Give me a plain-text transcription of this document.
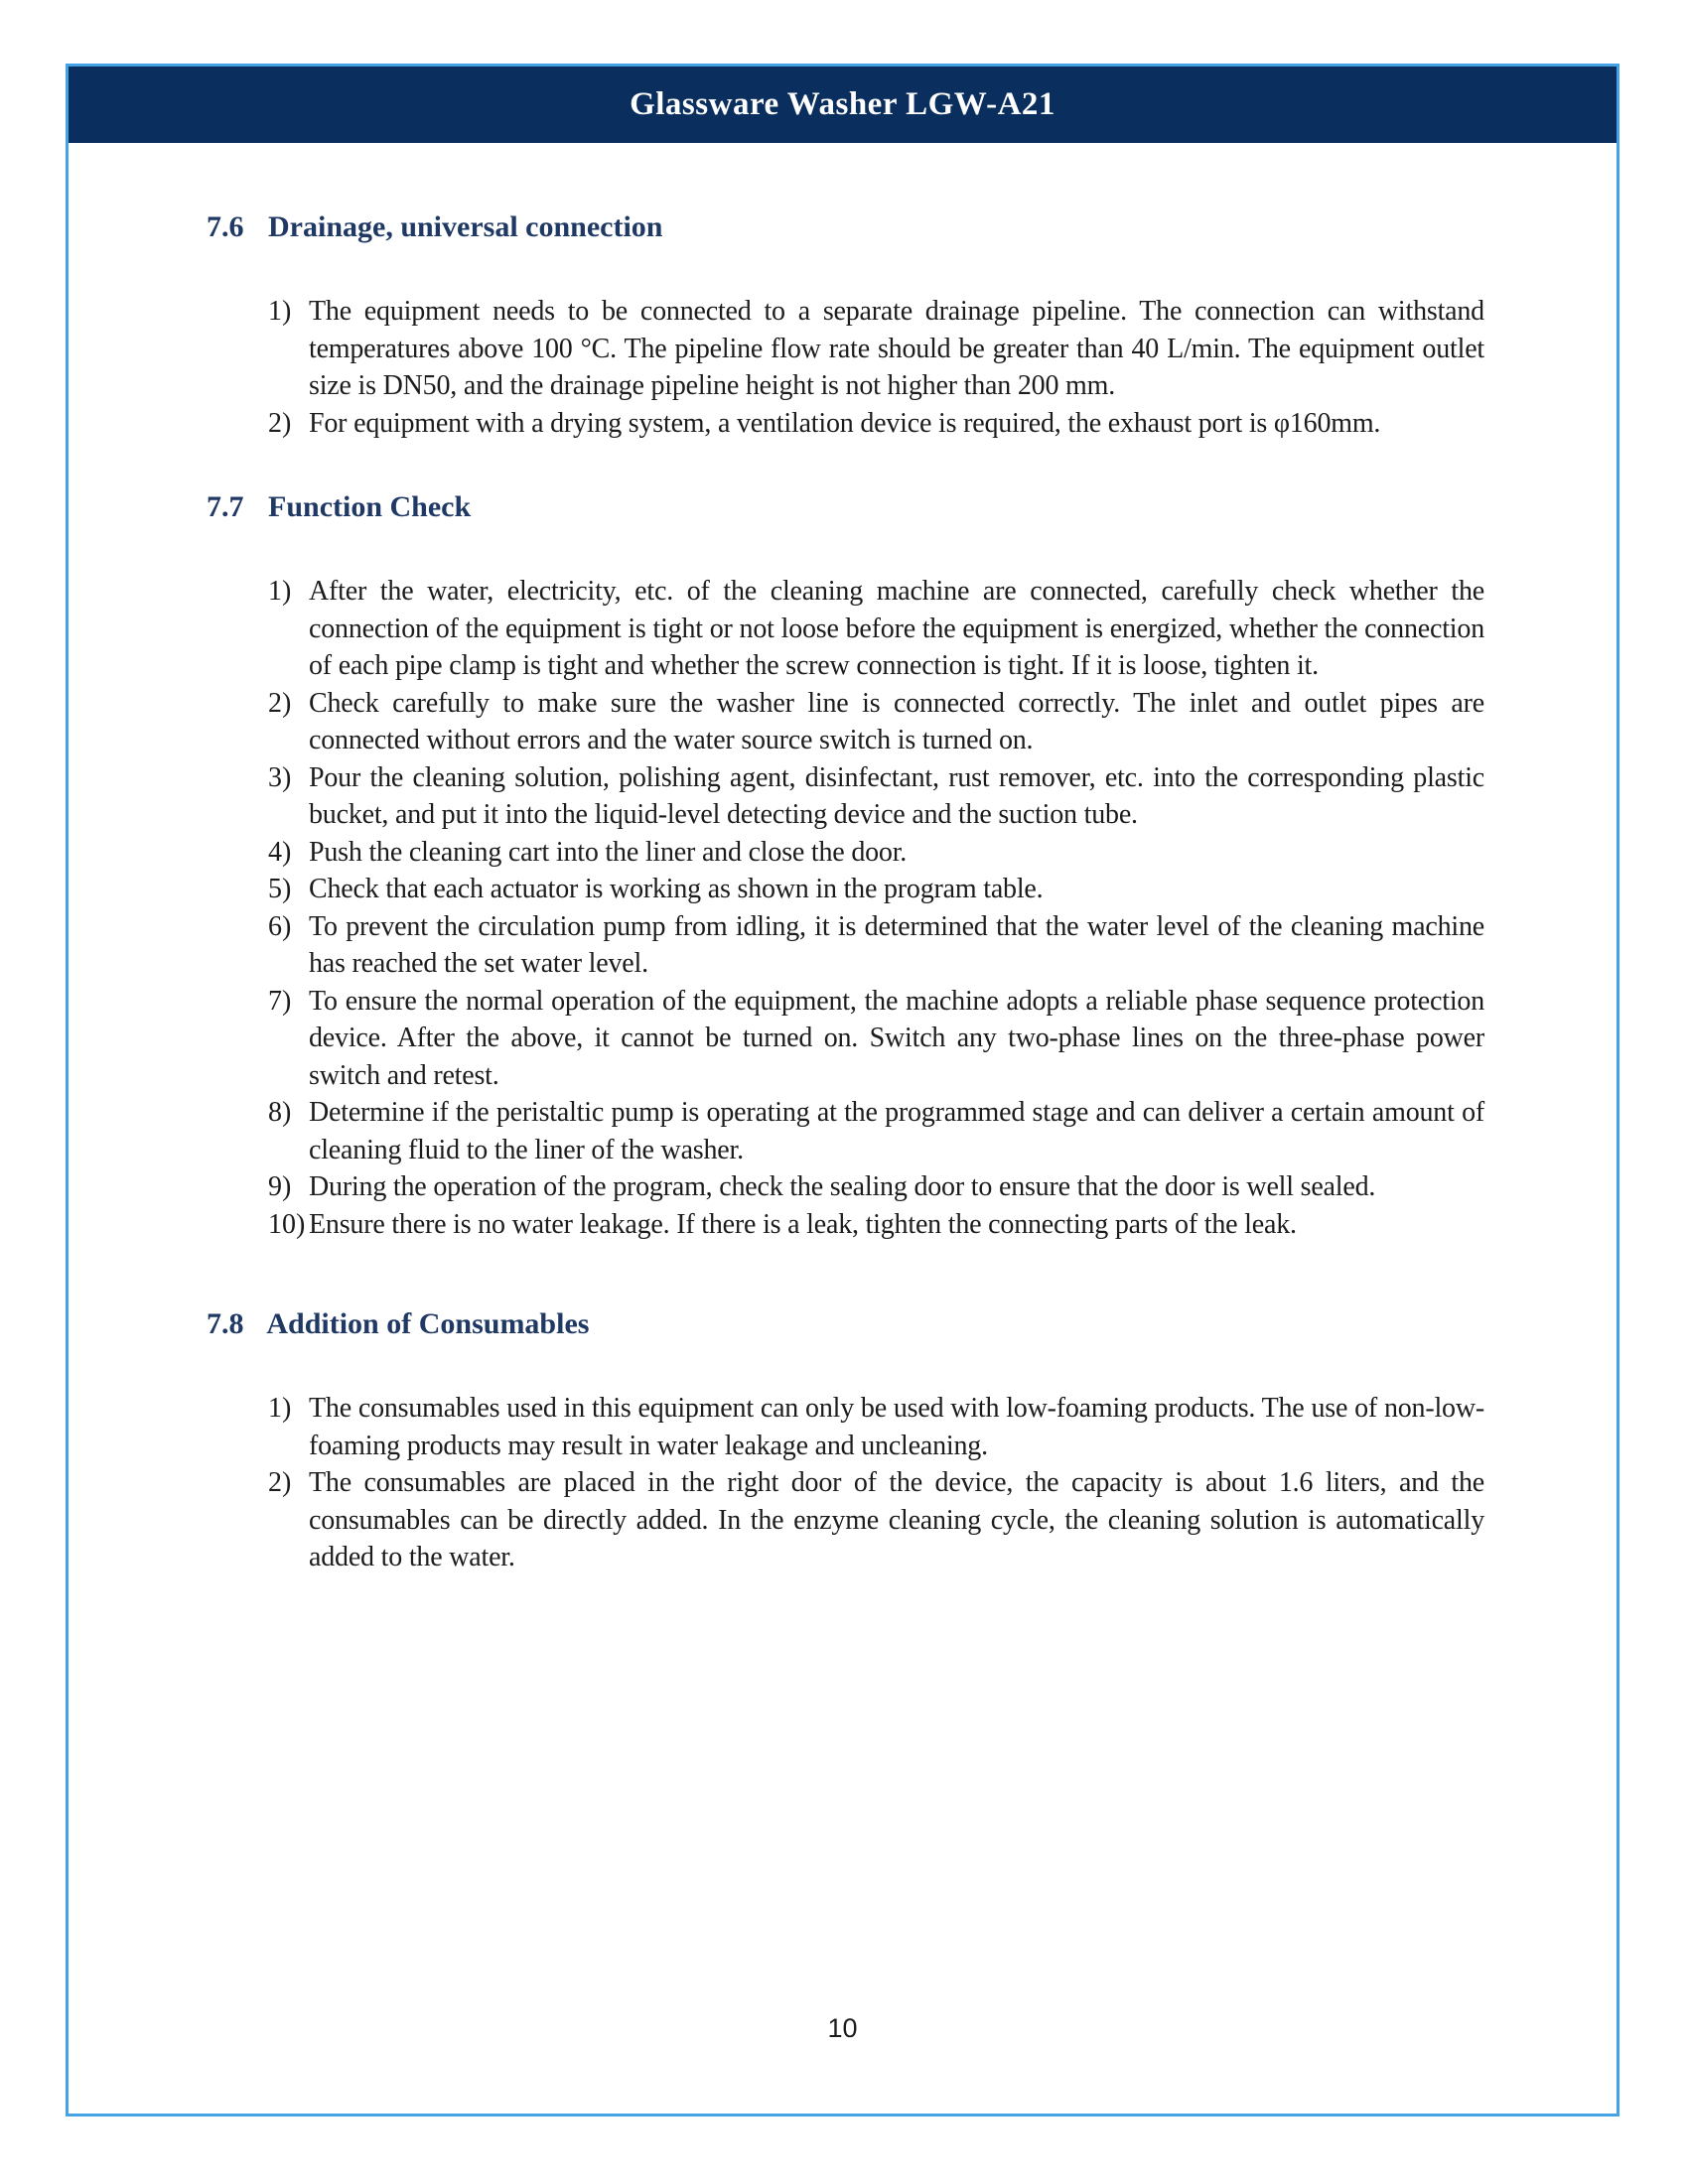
Glassware Washer LGW-A21
7.6 Drainage, universal connection
1) The equipment needs to be connected to a separate drainage pipeline. The connection can withstand temperatures above 100 °C. The pipeline flow rate should be greater than 40 L/min. The equipment outlet size is DN50, and the drainage pipeline height is not higher than 200 mm.
2) For equipment with a drying system, a ventilation device is required, the exhaust port is φ160mm.
7.7 Function Check
1) After the water, electricity, etc. of the cleaning machine are connected, carefully check whether the connection of the equipment is tight or not loose before the equipment is energized, whether the connection of each pipe clamp is tight and whether the screw connection is tight. If it is loose, tighten it.
2) Check carefully to make sure the washer line is connected correctly. The inlet and outlet pipes are connected without errors and the water source switch is turned on.
3) Pour the cleaning solution, polishing agent, disinfectant, rust remover, etc. into the corresponding plastic bucket, and put it into the liquid-level detecting device and the suction tube.
4) Push the cleaning cart into the liner and close the door.
5) Check that each actuator is working as shown in the program table.
6) To prevent the circulation pump from idling, it is determined that the water level of the cleaning machine has reached the set water level.
7) To ensure the normal operation of the equipment, the machine adopts a reliable phase sequence protection device. After the above, it cannot be turned on. Switch any two-phase lines on the three-phase power switch and retest.
8) Determine if the peristaltic pump is operating at the programmed stage and can deliver a certain amount of cleaning fluid to the liner of the washer.
9) During the operation of the program, check the sealing door to ensure that the door is well sealed.
10) Ensure there is no water leakage. If there is a leak, tighten the connecting parts of the leak.
7.8 Addition of Consumables
1) The consumables used in this equipment can only be used with low-foaming products. The use of non-low-foaming products may result in water leakage and uncleaning.
2) The consumables are placed in the right door of the device, the capacity is about 1.6 liters, and the consumables can be directly added. In the enzyme cleaning cycle, the cleaning solution is automatically added to the water.
10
**********
Word for word, give the entries back in full; the pictures do not belong in the copy.

- [WRITTEN SOLUTION]
Give me a plain-text transcription of this document.
Glassware Washer LGW-A21
7.6 Drainage, universal connection
1) The equipment needs to be connected to a separate drainage pipeline. The connection can withstand temperatures above 100 °C. The pipeline flow rate should be greater than 40 L/min. The equipment outlet size is DN50, and the drainage pipeline height is not higher than 200 mm.
2) For equipment with a drying system, a ventilation device is required, the exhaust port is φ160mm.
7.7 Function Check
1) After the water, electricity, etc. of the cleaning machine are connected, carefully check whether the connection of the equipment is tight or not loose before the equipment is energized, whether the connection of each pipe clamp is tight and whether the screw connection is tight. If it is loose, tighten it.
2) Check carefully to make sure the washer line is connected correctly. The inlet and outlet pipes are connected without errors and the water source switch is turned on.
3) Pour the cleaning solution, polishing agent, disinfectant, rust remover, etc. into the corresponding plastic bucket, and put it into the liquid-level detecting device and the suction tube.
4) Push the cleaning cart into the liner and close the door.
5) Check that each actuator is working as shown in the program table.
6) To prevent the circulation pump from idling, it is determined that the water level of the cleaning machine has reached the set water level.
7) To ensure the normal operation of the equipment, the machine adopts a reliable phase sequence protection device. After the above, it cannot be turned on. Switch any two-phase lines on the three-phase power switch and retest.
8) Determine if the peristaltic pump is operating at the programmed stage and can deliver a certain amount of cleaning fluid to the liner of the washer.
9) During the operation of the program, check the sealing door to ensure that the door is well sealed.
10) Ensure there is no water leakage. If there is a leak, tighten the connecting parts of the leak.
7.8 Addition of Consumables
1) The consumables used in this equipment can only be used with low-foaming products. The use of non-low-foaming products may result in water leakage and uncleaning.
2) The consumables are placed in the right door of the device, the capacity is about 1.6 liters, and the consumables can be directly added. In the enzyme cleaning cycle, the cleaning solution is automatically added to the water.
10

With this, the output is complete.